##### Records

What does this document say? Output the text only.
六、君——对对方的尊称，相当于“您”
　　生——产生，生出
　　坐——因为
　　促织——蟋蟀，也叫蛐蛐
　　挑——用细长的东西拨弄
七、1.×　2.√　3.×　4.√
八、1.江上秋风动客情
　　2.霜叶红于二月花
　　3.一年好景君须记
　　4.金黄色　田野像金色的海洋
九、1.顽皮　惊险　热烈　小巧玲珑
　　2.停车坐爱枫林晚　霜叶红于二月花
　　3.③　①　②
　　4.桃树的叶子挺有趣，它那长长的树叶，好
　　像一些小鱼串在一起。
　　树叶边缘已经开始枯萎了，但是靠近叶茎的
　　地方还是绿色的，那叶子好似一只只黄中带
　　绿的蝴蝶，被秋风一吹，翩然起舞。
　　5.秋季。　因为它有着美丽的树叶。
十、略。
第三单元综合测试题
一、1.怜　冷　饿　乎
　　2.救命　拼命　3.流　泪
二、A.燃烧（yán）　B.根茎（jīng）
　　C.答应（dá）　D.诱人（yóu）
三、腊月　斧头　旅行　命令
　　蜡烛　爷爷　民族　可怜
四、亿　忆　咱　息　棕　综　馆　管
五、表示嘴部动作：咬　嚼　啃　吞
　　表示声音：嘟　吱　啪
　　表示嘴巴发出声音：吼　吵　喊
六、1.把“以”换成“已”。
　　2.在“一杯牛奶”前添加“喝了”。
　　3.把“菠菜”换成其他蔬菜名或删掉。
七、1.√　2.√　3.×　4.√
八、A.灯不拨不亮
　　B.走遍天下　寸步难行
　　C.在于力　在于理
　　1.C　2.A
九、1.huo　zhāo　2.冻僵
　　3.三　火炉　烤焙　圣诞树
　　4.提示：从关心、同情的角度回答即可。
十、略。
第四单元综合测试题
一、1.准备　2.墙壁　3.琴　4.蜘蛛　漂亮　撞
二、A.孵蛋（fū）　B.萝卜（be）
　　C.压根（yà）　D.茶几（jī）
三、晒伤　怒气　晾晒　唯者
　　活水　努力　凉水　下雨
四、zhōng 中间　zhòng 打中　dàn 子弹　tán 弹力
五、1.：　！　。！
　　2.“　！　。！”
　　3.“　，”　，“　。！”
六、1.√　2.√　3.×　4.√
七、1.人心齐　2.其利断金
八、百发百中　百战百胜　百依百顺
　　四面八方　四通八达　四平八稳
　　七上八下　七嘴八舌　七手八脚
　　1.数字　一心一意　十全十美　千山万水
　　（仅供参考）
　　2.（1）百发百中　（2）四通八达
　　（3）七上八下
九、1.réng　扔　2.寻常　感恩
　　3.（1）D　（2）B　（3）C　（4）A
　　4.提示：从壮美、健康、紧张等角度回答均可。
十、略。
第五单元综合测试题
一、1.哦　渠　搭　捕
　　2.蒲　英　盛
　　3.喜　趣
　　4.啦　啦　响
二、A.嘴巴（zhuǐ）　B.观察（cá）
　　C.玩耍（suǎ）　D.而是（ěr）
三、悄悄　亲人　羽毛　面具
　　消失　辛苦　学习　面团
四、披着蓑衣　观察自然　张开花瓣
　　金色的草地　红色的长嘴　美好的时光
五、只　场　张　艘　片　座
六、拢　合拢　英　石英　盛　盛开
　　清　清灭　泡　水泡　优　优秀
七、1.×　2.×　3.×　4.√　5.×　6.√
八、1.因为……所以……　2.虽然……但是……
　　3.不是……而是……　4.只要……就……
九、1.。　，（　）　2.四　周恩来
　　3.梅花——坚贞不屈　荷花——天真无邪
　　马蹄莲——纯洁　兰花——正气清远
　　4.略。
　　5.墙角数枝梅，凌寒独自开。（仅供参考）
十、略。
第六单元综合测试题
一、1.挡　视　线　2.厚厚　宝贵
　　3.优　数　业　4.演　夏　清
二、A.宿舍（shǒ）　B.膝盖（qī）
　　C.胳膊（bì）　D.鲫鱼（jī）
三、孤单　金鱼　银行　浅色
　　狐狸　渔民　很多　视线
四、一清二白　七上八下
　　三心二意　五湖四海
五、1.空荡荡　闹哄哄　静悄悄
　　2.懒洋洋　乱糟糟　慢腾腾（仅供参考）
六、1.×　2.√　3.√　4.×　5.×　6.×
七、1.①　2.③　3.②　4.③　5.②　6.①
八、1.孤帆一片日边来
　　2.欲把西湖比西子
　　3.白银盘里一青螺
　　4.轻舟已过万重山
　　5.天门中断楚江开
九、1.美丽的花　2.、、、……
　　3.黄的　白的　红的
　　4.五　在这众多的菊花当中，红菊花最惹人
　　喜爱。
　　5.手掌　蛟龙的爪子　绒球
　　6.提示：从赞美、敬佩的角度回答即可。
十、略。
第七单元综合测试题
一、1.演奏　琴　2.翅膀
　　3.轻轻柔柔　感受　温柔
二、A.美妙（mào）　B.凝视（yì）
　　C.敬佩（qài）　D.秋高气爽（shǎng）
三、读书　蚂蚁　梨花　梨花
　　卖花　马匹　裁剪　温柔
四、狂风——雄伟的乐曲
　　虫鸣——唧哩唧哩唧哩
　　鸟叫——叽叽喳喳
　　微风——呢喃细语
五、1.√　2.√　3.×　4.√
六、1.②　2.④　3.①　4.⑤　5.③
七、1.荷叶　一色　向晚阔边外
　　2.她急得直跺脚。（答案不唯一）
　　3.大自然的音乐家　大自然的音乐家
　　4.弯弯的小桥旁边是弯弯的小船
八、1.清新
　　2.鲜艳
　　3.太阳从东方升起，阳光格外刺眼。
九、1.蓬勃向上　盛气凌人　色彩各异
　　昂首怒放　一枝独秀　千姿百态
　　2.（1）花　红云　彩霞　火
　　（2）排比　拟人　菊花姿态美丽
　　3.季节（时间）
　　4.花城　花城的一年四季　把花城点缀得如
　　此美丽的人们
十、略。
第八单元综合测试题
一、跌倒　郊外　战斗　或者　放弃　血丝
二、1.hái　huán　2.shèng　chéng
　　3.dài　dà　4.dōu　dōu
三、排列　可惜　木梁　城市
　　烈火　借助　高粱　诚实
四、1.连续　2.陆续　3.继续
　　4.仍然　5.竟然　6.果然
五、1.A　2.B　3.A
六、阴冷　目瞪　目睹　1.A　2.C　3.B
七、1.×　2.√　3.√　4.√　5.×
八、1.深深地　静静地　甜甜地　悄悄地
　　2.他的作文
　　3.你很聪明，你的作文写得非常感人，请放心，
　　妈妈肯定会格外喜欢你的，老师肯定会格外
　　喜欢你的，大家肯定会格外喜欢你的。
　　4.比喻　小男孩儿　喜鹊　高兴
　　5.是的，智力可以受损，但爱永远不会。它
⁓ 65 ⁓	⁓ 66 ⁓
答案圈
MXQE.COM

##########

Aim –
Transcribe the records above exactly as they appear.

Answer to this problem –
What does this document say? Output the text only.
六、君——对对方的尊称，相当于“您”
　　生——产生，生出
　　坐——因为
　　促织——蟋蟀，也叫蛐蛐
　　挑——用细长的东西拨弄
七、1.×　2.√　3.×　4.√
八、1.江上秋风动客情
　　2.霜叶红于二月花
　　3.一年好景君须记
　　4.金黄色　田野像金色的海洋
九、1.顽皮　惊险　热烈　小巧玲珑
　　2.停车坐爱枫林晚　霜叶红于二月花
　　3.③　①　②
　　4.桃树的叶子挺有趣，它那长长的树叶，好
　　像一些小鱼串在一起。
　　树叶边缘已经开始枯萎了，但是靠近叶茎的
　　地方还是绿色的，那叶子好似一只只黄中带
　　绿的蝴蝶，被秋风一吹，翩然起舞。
　　5.秋季。　因为它有着美丽的树叶。
十、略。
第三单元综合测试题
一、1.怜　冷　饿　乎
　　2.救命　拼命　3.流　泪
二、A.燃烧（yán）　B.根茎（jīng）
　　C.答应（dá）　D.诱人（yóu）
三、腊月　斧头　旅行　命令
　　蜡烛　爷爷　民族　可怜
四、亿　忆　咱　息　棕　综　馆　管
五、表示嘴部动作：咬　嚼　啃　吞
　　表示声音：嘟　吱　啪
　　表示嘴巴发出声音：吼　吵　喊
六、1.把“以”换成“已”。
　　2.在“一杯牛奶”前添加“喝了”。
　　3.把“菠菜”换成其他蔬菜名或删掉。
七、1.√　2.√　3.×　4.√
八、A.灯不拨不亮
　　B.走遍天下　寸步难行
　　C.在于力　在于理
　　1.C　2.A
九、1.huo　zhāo　2.冻僵
　　3.三　火炉　烤焙　圣诞树
　　4.提示：从关心、同情的角度回答即可。
十、略。
第四单元综合测试题
一、1.准备　2.墙壁　3.琴　4.蜘蛛　漂亮　撞
二、A.孵蛋（fū）　B.萝卜（be）
　　C.压根（yà）　D.茶几（jī）
三、晒伤　怒气　晾晒　唯者
　　活水　努力　凉水　下雨
四、zhōng 中间　zhòng 打中　dàn 子弹　tán 弹力
五、1.：　！　。！
　　2.“　！　。！”
　　3.“　，”　，“　。！”
六、1.√　2.√　3.×　4.√
七、1.人心齐　2.其利断金
八、百发百中　百战百胜　百依百顺
　　四面八方　四通八达　四平八稳
　　七上八下　七嘴八舌　七手八脚
　　1.数字　一心一意　十全十美　千山万水
　　（仅供参考）
　　2.（1）百发百中　（2）四通八达
　　（3）七上八下
九、1.réng　扔　2.寻常　感恩
　　3.（1）D　（2）B　（3）C　（4）A
　　4.提示：从壮美、健康、紧张等角度回答均可。
十、略。
第五单元综合测试题
一、1.哦　渠　搭　捕
　　2.蒲　英　盛
　　3.喜　趣
　　4.啦　啦　响
二、A.嘴巴（zhuǐ）　B.观察（cá）
　　C.玩耍（suǎ）　D.而是（ěr）
三、悄悄　亲人　羽毛　面具
　　消失　辛苦　学习　面团
四、披着蓑衣　观察自然　张开花瓣
　　金色的草地　红色的长嘴　美好的时光
五、只　场　张　艘　片　座
六、拢　合拢　英　石英　盛　盛开
　　清　清灭　泡　水泡　优　优秀
七、1.×　2.×　3.×　4.√　5.×　6.√
八、1.因为……所以……　2.虽然……但是……
　　3.不是……而是……　4.只要……就……
九、1.。　，（　）　2.四　周恩来
　　3.梅花——坚贞不屈　荷花——天真无邪
　　马蹄莲——纯洁　兰花——正气清远
　　4.略。
　　5.墙角数枝梅，凌寒独自开。（仅供参考）
十、略。
第六单元综合测试题
一、1.挡　视　线　2.厚厚　宝贵
　　3.优　数　业　4.演　夏　清
二、A.宿舍（shǒ）　B.膝盖（qī）
　　C.胳膊（bì）　D.鲫鱼（jī）
三、孤单　金鱼　银行　浅色
　　狐狸　渔民　很多　视线
四、一清二白　七上八下
　　三心二意　五湖四海
五、1.空荡荡　闹哄哄　静悄悄
　　2.懒洋洋　乱糟糟　慢腾腾（仅供参考）
六、1.×　2.√　3.√　4.×　5.×　6.×
七、1.①　2.③　3.②　4.③　5.②　6.①
八、1.孤帆一片日边来
　　2.欲把西湖比西子
　　3.白银盘里一青螺
　　4.轻舟已过万重山
　　5.天门中断楚江开
九、1.美丽的花　2.、、、……
　　3.黄的　白的　红的
　　4.五　在这众多的菊花当中，红菊花最惹人
　　喜爱。
　　5.手掌　蛟龙的爪子　绒球
　　6.提示：从赞美、敬佩的角度回答即可。
十、略。
第七单元综合测试题
一、1.演奏　琴　2.翅膀
　　3.轻轻柔柔　感受　温柔
二、A.美妙（mào）　B.凝视（yì）
　　C.敬佩（qài）　D.秋高气爽（shǎng）
三、读书　蚂蚁　梨花　梨花
　　卖花　马匹　裁剪　温柔
四、狂风——雄伟的乐曲
　　虫鸣——唧哩唧哩唧哩
　　鸟叫——叽叽喳喳
　　微风——呢喃细语
五、1.√　2.√　3.×　4.√
六、1.②　2.④　3.①　4.⑤　5.③
七、1.荷叶　一色　向晚阔边外
　　2.她急得直跺脚。（答案不唯一）
　　3.大自然的音乐家　大自然的音乐家
　　4.弯弯的小桥旁边是弯弯的小船
八、1.清新
　　2.鲜艳
　　3.太阳从东方升起，阳光格外刺眼。
九、1.蓬勃向上　盛气凌人　色彩各异
　　昂首怒放　一枝独秀　千姿百态
　　2.（1）花　红云　彩霞　火
　　（2）排比　拟人　菊花姿态美丽
　　3.季节（时间）
　　4.花城　花城的一年四季　把花城点缀得如
　　此美丽的人们
十、略。
第八单元综合测试题
一、跌倒　郊外　战斗　或者　放弃　血丝
二、1.hái　huán　2.shèng　chéng
　　3.dài　dà　4.dōu　dōu
三、排列　可惜　木梁　城市
　　烈火　借助　高粱　诚实
四、1.连续　2.陆续　3.继续
　　4.仍然　5.竟然　6.果然
五、1.A　2.B　3.A
六、阴冷　目瞪　目睹　1.A　2.C　3.B
七、1.×　2.√　3.√　4.√　5.×
八、1.深深地　静静地　甜甜地　悄悄地
　　2.他的作文
　　3.你很聪明，你的作文写得非常感人，请放心，
　　妈妈肯定会格外喜欢你的，老师肯定会格外
　　喜欢你的，大家肯定会格外喜欢你的。
　　4.比喻　小男孩儿　喜鹊　高兴
　　5.是的，智力可以受损，但爱永远不会。它
⁓ 65 ⁓	⁓ 66 ⁓
答案圈
MXQE.COM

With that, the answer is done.